═════ Data shown

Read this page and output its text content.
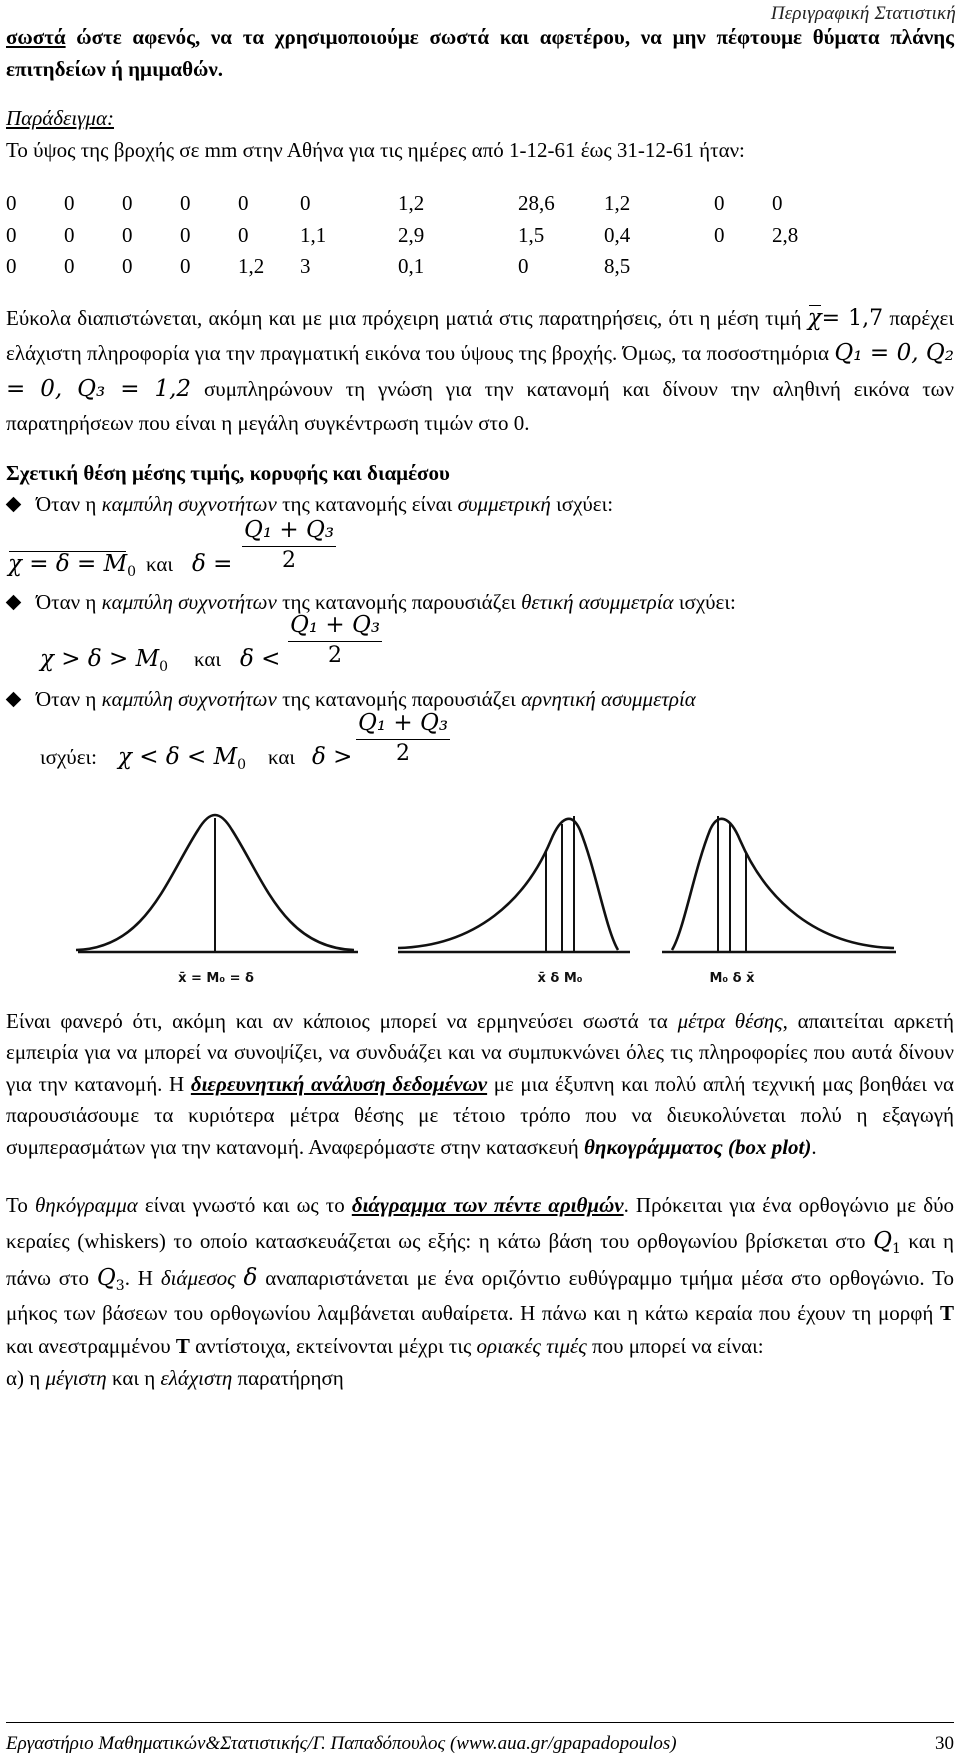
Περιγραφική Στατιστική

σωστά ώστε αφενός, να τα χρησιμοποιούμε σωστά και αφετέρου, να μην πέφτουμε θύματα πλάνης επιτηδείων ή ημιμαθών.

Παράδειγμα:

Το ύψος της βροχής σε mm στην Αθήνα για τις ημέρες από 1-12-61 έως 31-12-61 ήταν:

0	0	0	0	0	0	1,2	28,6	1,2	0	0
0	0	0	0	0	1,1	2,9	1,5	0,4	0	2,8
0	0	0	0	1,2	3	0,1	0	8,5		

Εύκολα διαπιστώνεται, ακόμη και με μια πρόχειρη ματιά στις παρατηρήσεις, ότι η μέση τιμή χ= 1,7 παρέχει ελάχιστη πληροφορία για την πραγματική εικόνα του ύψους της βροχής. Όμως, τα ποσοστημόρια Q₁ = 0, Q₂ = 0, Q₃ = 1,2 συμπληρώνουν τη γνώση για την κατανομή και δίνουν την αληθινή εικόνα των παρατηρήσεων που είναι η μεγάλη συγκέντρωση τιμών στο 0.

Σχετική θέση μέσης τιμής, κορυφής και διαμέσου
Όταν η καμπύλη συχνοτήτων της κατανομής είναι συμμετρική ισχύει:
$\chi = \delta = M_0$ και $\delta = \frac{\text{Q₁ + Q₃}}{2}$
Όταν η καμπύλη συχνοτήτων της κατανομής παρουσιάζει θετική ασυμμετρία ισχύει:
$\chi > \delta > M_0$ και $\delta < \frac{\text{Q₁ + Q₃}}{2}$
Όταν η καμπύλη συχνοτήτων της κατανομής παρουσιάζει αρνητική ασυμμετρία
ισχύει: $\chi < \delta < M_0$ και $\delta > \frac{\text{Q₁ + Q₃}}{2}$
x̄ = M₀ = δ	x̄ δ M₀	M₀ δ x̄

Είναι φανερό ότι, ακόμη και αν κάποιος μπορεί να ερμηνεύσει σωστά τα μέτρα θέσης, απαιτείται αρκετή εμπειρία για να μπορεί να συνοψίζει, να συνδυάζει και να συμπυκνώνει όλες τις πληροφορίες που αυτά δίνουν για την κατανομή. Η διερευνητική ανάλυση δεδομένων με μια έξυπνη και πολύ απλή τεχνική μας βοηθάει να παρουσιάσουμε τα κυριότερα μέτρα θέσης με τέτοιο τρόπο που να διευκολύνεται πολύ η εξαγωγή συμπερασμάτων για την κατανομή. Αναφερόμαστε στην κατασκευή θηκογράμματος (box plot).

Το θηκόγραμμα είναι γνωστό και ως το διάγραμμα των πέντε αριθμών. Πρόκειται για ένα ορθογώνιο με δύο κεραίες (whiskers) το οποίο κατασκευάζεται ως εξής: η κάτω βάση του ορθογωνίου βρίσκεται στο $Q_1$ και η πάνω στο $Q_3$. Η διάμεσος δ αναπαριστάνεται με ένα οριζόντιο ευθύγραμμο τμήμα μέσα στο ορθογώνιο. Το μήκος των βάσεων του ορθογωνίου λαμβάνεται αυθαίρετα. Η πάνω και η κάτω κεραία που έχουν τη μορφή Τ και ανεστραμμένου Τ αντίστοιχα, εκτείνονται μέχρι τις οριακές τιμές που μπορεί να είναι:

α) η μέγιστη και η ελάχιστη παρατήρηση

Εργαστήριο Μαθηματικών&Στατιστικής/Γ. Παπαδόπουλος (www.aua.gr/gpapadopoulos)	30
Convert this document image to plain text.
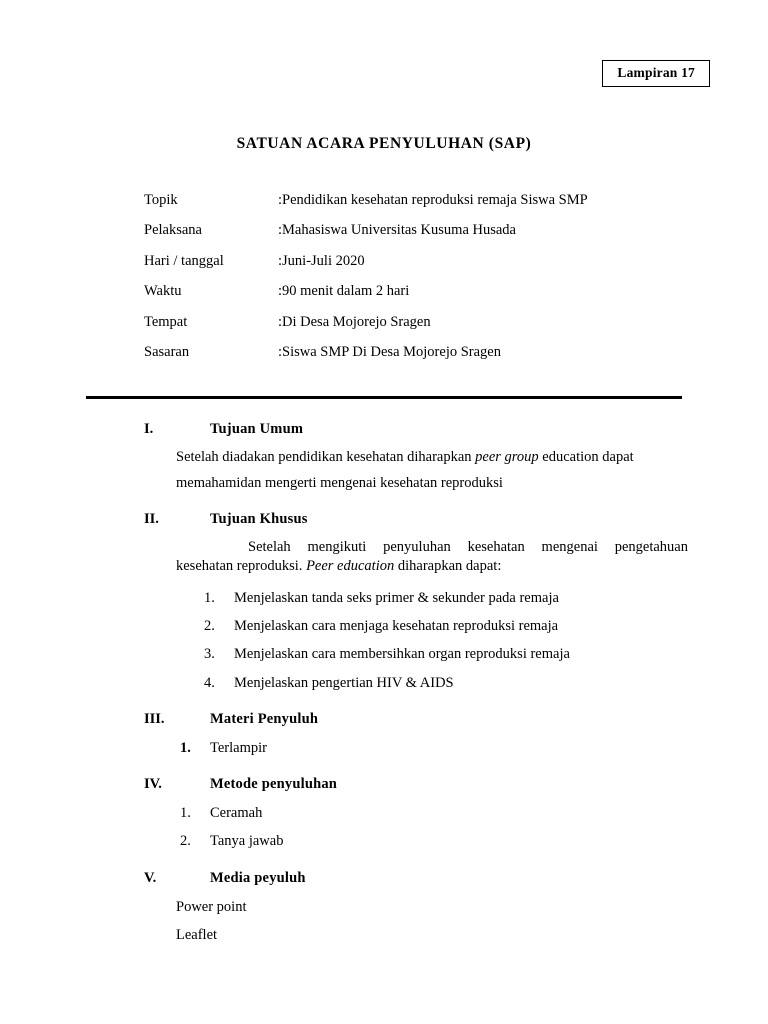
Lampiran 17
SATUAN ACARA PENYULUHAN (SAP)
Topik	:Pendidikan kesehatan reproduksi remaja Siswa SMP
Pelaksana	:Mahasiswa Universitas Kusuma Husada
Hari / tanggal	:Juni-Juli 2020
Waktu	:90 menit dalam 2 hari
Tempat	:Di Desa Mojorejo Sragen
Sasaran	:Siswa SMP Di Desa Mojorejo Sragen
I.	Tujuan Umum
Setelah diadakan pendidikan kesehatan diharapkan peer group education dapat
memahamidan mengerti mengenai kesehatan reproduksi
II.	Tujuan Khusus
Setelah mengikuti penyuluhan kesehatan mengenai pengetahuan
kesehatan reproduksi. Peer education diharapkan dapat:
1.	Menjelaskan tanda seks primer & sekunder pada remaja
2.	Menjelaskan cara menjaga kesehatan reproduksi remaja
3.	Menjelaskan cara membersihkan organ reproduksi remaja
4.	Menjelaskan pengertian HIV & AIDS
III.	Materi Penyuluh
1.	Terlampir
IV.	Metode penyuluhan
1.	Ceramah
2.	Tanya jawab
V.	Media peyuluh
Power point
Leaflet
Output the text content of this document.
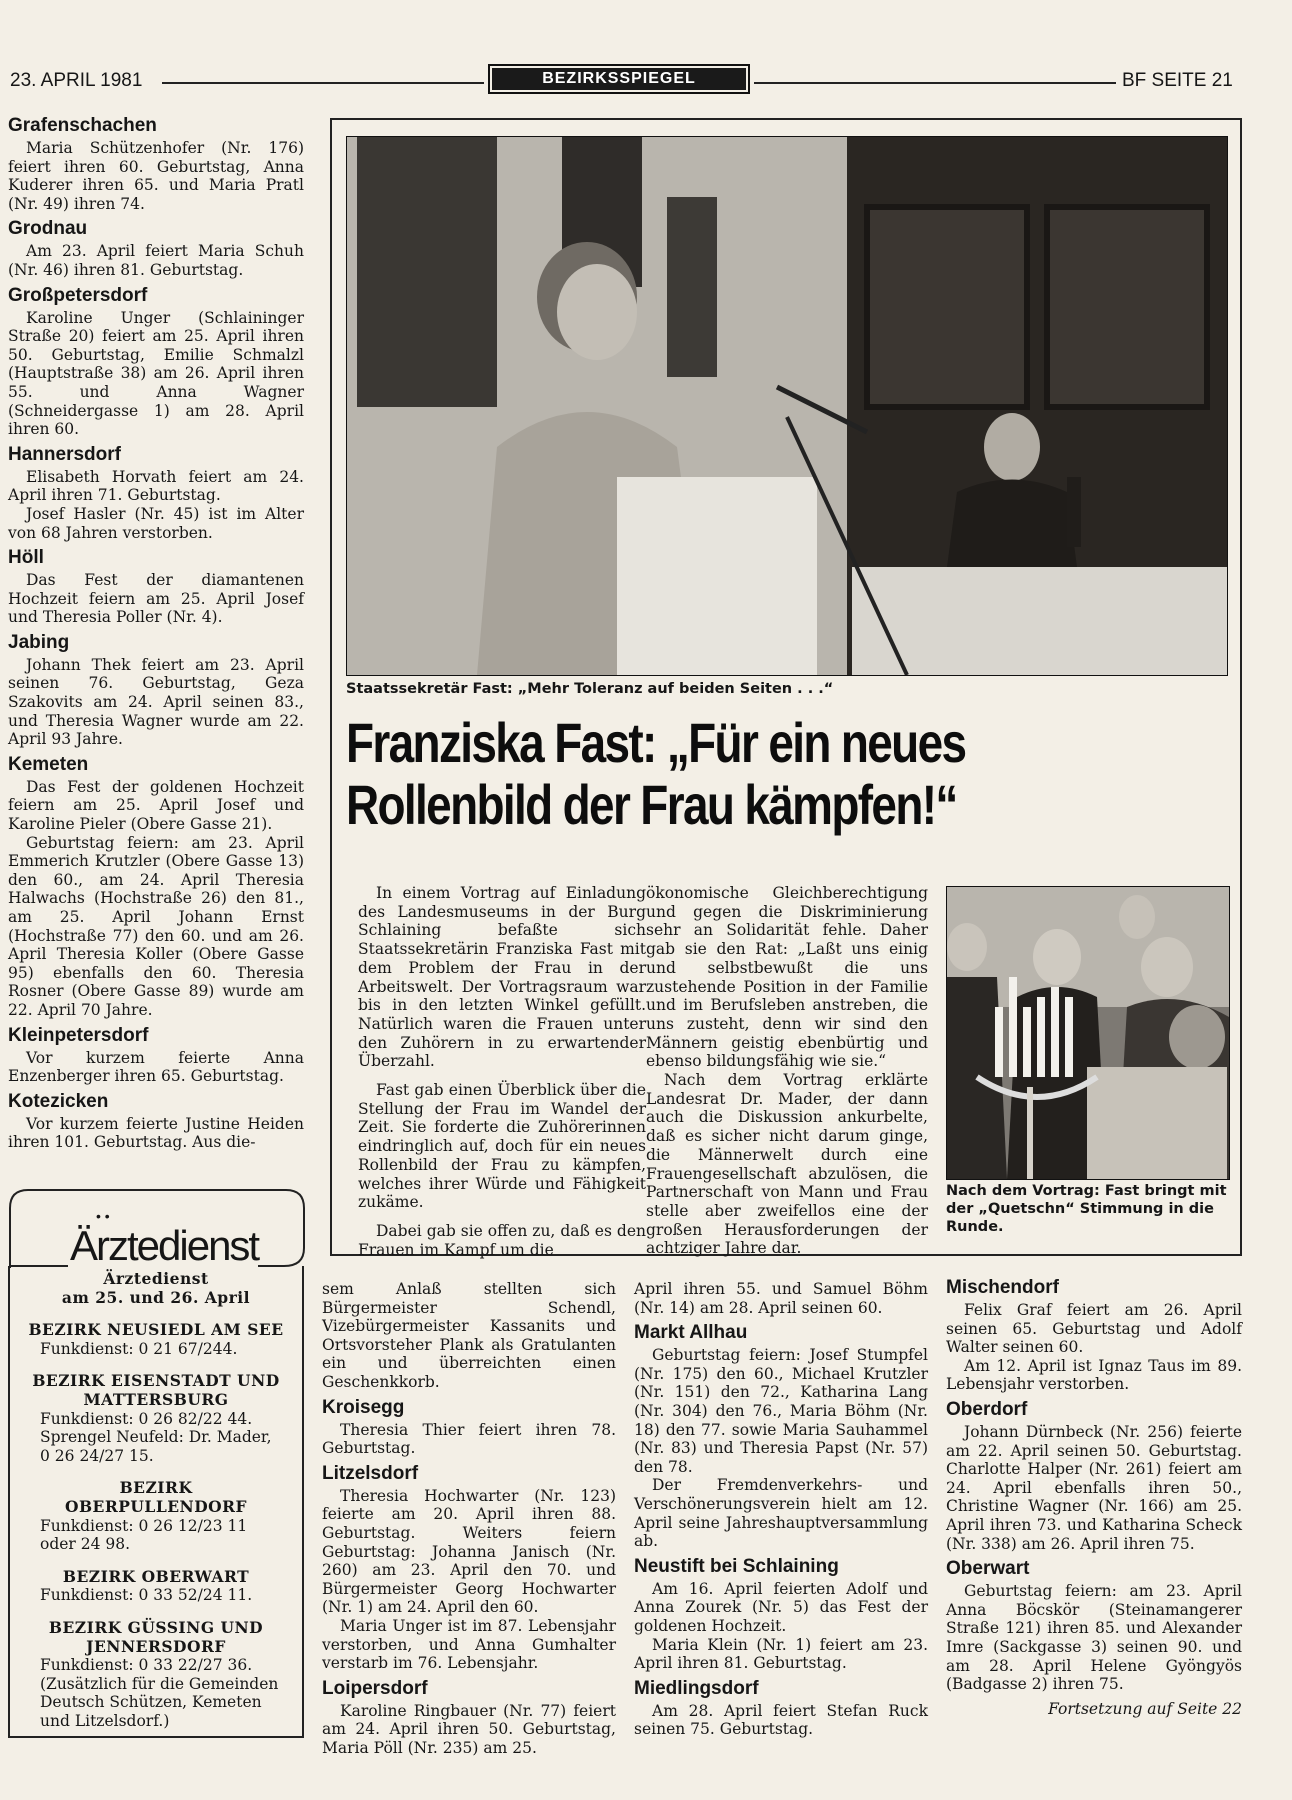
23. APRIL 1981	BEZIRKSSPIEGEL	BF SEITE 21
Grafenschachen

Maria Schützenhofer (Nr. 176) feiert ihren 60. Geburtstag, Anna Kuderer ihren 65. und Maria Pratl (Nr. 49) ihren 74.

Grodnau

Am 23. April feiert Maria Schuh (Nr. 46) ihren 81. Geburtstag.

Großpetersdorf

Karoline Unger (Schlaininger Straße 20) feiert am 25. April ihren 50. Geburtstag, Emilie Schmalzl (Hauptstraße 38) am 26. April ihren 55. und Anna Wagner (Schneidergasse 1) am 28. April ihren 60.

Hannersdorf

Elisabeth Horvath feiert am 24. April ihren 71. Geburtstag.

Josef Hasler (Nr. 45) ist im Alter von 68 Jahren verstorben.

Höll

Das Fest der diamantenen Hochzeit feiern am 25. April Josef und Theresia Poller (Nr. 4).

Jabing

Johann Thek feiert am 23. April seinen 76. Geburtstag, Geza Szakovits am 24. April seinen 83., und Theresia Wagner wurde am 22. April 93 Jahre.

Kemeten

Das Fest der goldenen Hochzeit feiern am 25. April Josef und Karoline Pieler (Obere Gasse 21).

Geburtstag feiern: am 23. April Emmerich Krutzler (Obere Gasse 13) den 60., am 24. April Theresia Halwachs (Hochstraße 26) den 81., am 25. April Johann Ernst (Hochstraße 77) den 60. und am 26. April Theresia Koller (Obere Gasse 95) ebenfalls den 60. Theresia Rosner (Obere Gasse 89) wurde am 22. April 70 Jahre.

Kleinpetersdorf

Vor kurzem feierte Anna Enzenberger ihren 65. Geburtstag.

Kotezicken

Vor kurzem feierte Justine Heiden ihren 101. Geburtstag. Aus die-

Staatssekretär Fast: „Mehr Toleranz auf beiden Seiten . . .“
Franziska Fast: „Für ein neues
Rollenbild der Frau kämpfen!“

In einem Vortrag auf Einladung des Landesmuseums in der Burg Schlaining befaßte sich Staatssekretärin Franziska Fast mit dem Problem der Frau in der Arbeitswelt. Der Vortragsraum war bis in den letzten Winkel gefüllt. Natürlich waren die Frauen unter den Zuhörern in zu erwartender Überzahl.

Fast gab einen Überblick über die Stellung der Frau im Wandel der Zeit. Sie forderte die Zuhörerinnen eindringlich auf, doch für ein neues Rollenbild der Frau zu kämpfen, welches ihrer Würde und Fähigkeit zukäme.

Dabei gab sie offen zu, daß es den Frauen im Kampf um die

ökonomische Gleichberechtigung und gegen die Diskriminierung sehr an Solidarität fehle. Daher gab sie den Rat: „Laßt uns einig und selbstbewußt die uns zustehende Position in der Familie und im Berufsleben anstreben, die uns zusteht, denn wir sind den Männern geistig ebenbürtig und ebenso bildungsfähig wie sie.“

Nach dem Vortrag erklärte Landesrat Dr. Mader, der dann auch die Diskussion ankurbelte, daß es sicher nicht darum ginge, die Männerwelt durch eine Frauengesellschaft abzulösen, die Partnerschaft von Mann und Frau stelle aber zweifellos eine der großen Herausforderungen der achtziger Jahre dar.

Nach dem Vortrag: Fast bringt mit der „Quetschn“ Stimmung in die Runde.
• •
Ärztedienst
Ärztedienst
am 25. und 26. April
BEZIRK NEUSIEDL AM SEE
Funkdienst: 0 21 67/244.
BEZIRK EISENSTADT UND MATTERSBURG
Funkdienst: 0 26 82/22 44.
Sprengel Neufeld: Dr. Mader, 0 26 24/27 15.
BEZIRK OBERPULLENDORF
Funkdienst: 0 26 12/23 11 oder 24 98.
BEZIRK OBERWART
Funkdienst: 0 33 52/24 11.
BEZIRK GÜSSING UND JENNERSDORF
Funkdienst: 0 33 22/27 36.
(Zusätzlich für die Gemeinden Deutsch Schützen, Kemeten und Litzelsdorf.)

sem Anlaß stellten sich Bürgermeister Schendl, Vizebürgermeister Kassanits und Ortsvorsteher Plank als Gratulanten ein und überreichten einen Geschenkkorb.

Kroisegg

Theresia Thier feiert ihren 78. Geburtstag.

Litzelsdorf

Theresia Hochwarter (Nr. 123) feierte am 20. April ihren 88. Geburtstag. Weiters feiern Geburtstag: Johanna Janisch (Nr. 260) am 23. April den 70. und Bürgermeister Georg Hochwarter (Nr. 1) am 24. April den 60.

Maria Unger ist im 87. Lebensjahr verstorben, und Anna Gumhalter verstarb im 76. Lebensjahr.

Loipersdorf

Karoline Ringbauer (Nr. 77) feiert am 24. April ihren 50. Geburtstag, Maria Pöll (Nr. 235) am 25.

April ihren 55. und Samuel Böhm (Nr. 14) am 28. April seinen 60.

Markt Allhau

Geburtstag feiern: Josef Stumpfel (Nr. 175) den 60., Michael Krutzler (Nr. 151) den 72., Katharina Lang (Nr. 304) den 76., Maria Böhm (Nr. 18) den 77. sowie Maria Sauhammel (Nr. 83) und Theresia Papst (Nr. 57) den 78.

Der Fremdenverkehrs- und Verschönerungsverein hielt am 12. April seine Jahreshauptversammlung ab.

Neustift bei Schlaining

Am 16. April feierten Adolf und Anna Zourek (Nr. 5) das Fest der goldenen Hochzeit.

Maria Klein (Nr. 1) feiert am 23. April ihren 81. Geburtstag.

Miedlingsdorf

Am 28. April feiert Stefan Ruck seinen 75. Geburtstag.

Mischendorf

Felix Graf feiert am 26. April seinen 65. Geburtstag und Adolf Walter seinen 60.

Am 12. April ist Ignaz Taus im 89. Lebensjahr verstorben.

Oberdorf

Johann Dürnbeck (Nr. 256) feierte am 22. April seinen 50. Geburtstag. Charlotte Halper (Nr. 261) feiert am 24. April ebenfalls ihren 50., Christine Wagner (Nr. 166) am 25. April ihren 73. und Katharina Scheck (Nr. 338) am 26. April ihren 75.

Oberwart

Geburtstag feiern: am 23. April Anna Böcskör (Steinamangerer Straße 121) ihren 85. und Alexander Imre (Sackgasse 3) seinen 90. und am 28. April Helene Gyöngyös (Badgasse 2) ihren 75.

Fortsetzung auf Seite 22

══════════

Say how many lines in the entries contain the string "verstorben", and leave out everything else.

3